PROBLEM TO WORK ON
Scan the records below. List lines holding "text".

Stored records
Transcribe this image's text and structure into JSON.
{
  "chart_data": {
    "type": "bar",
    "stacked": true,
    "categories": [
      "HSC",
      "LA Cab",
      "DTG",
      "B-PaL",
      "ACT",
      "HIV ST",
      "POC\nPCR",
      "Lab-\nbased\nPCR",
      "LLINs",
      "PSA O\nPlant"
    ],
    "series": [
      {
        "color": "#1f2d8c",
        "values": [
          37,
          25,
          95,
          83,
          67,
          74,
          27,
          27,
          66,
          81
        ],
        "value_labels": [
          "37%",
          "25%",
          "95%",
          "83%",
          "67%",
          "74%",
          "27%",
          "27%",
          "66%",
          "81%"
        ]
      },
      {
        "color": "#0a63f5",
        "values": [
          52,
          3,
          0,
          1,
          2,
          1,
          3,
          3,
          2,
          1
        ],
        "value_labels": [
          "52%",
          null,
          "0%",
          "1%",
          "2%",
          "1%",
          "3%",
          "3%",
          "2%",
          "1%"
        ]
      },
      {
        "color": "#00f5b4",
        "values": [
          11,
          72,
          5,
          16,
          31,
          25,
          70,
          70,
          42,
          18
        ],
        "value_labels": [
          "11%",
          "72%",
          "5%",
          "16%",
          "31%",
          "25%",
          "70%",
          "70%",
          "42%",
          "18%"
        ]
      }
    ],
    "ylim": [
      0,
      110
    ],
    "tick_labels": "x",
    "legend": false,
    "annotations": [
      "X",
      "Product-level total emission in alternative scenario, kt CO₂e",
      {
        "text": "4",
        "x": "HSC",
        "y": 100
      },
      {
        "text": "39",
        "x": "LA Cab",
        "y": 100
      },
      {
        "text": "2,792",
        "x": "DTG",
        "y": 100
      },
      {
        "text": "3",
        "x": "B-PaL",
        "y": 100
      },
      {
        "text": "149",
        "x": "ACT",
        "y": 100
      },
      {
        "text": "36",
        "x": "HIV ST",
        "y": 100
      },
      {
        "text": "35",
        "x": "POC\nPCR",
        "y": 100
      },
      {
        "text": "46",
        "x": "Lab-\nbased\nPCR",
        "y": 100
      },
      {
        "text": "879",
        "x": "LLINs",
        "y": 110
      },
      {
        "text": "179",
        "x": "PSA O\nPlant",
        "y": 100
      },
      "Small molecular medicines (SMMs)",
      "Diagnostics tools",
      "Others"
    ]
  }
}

ANSWER TO THE PROBLEM
Transcribe this image's text and structure into JSON.
        "text": "4",
        "text": "39",
        "text": "2,792",
        "text": "3",
        "text": "149",
        "text": "36",
        "text": "35",
        "text": "46",
        "text": "879",
        "text": "179",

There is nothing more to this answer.